[BEGIN PROVIDED DATA]
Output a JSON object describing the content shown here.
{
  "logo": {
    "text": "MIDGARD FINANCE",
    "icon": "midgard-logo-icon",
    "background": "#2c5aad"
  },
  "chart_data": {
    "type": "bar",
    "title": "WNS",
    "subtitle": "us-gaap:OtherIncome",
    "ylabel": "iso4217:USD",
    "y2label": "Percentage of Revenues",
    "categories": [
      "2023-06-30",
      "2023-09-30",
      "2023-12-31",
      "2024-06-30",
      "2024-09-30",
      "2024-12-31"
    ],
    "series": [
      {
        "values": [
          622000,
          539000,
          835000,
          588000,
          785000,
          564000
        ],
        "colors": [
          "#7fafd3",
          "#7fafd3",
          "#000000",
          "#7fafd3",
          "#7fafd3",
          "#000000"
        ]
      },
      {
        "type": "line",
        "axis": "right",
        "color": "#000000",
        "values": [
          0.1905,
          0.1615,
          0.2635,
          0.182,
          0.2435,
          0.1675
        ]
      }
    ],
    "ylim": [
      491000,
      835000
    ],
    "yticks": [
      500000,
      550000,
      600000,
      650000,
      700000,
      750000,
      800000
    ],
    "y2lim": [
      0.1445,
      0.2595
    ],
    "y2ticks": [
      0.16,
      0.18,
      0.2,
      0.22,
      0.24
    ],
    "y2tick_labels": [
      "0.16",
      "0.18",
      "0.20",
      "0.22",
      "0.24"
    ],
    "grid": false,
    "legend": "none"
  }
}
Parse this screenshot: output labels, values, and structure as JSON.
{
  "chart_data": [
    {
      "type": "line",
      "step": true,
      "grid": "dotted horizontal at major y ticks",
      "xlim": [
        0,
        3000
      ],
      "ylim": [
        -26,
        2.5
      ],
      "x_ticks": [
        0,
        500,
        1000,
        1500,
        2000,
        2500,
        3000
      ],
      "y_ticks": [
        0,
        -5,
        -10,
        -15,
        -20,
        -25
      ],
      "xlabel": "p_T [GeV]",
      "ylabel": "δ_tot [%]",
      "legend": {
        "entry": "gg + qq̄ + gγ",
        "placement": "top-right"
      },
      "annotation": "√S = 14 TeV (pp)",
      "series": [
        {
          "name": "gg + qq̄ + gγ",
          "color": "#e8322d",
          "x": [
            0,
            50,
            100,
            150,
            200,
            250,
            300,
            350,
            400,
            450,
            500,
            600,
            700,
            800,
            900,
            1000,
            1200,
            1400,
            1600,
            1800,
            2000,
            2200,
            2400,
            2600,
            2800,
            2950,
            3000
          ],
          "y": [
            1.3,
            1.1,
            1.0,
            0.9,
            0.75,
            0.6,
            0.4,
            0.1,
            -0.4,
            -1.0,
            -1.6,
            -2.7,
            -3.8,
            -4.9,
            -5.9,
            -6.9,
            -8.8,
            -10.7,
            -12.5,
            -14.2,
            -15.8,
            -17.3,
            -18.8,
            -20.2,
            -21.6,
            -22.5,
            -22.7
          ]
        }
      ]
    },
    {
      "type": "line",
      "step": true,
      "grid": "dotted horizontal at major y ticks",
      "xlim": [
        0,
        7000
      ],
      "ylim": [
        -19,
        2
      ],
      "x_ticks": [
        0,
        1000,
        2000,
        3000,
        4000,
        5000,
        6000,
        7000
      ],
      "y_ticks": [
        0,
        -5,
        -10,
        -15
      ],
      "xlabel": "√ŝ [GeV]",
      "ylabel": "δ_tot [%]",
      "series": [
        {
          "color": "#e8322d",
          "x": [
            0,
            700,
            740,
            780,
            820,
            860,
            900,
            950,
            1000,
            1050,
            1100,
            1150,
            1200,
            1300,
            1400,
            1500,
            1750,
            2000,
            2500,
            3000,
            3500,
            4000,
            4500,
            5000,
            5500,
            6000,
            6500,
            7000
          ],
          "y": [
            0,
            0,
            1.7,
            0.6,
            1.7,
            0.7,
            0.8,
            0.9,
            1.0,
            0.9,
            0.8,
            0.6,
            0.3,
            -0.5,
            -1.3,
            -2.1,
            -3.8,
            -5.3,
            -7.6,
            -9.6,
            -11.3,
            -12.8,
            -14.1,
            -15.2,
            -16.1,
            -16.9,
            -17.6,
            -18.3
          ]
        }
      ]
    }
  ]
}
[END PROVIDED DATA]
• _AIM_: Your task is to transcribe the listing above in full, exactly as given.

• _OUTPUT FOR THIS TASK_:
Output a JSON object describing the content shown here.
{
  "logo": {
    "text": "MIDGARD FINANCE",
    "icon": "midgard-logo-icon",
    "background": "#2c5aad"
  },
  "chart_data": {
    "type": "bar",
    "title": "WNS",
    "subtitle": "us-gaap:OtherIncome",
    "ylabel": "iso4217:USD",
    "y2label": "Percentage of Revenues",
    "categories": [
      "2023-06-30",
      "2023-09-30",
      "2023-12-31",
      "2024-06-30",
      "2024-09-30",
      "2024-12-31"
    ],
    "series": [
      {
        "values": [
          622000,
          539000,
          835000,
          588000,
          785000,
          564000
        ],
        "colors": [
          "#7fafd3",
          "#7fafd3",
          "#000000",
          "#7fafd3",
          "#7fafd3",
          "#000000"
        ]
      },
      {
        "type": "line",
        "axis": "right",
        "color": "#000000",
        "values": [
          0.1905,
          0.1615,
          0.2635,
          0.182,
          0.2435,
          0.1675
        ]
      }
    ],
    "ylim": [
      491000,
      835000
    ],
    "yticks": [
      500000,
      550000,
      600000,
      650000,
      700000,
      750000,
      800000
    ],
    "y2lim": [
      0.1445,
      0.2595
    ],
    "y2ticks": [
      0.16,
      0.18,
      0.2,
      0.22,
      0.24
    ],
    "y2tick_labels": [
      "0.16",
      "0.18",
      "0.20",
      "0.22",
      "0.24"
    ],
    "grid": false,
    "legend": "none"
  }
}
Parse this screenshot: output labels, values, and structure as JSON.
{
  "chart_data": [
    {
      "type": "line",
      "step": true,
      "grid": "dotted horizontal at major y ticks",
      "xlim": [
        0,
        3000
      ],
      "ylim": [
        -26,
        2.5
      ],
      "x_ticks": [
        0,
        500,
        1000,
        1500,
        2000,
        2500,
        3000
      ],
      "y_ticks": [
        0,
        -5,
        -10,
        -15,
        -20,
        -25
      ],
      "xlabel": "p_T [GeV]",
      "ylabel": "δ_tot [%]",
      "legend": {
        "entry": "gg + qq̄ + gγ",
        "placement": "top-right"
      },
      "annotation": "√S = 14 TeV (pp)",
      "series": [
        {
          "name": "gg + qq̄ + gγ",
          "color": "#e8322d",
          "x": [
            0,
            50,
            100,
            150,
            200,
            250,
            300,
            350,
            400,
            450,
            500,
            600,
            700,
            800,
            900,
            1000,
            1200,
            1400,
            1600,
            1800,
            2000,
            2200,
            2400,
            2600,
            2800,
            2950,
            3000
          ],
          "y": [
            1.3,
            1.1,
            1.0,
            0.9,
            0.75,
            0.6,
            0.4,
            0.1,
            -0.4,
            -1.0,
            -1.6,
            -2.7,
            -3.8,
            -4.9,
            -5.9,
            -6.9,
            -8.8,
            -10.7,
            -12.5,
            -14.2,
            -15.8,
            -17.3,
            -18.8,
            -20.2,
            -21.6,
            -22.5,
            -22.7
          ]
        }
      ]
    },
    {
      "type": "line",
      "step": true,
      "grid": "dotted horizontal at major y ticks",
      "xlim": [
        0,
        7000
      ],
      "ylim": [
        -19,
        2
      ],
      "x_ticks": [
        0,
        1000,
        2000,
        3000,
        4000,
        5000,
        6000,
        7000
      ],
      "y_ticks": [
        0,
        -5,
        -10,
        -15
      ],
      "xlabel": "√ŝ [GeV]",
      "ylabel": "δ_tot [%]",
      "series": [
        {
          "color": "#e8322d",
          "x": [
            0,
            700,
            740,
            780,
            820,
            860,
            900,
            950,
            1000,
            1050,
            1100,
            1150,
            1200,
            1300,
            1400,
            1500,
            1750,
            2000,
            2500,
            3000,
            3500,
            4000,
            4500,
            5000,
            5500,
            6000,
            6500,
            7000
          ],
          "y": [
            0,
            0,
            1.7,
            0.6,
            1.7,
            0.7,
            0.8,
            0.9,
            1.0,
            0.9,
            0.8,
            0.6,
            0.3,
            -0.5,
            -1.3,
            -2.1,
            -3.8,
            -5.3,
            -7.6,
            -9.6,
            -11.3,
            -12.8,
            -14.1,
            -15.2,
            -16.1,
            -16.9,
            -17.6,
            -18.3
          ]
        }
      ]
    }
  ]
}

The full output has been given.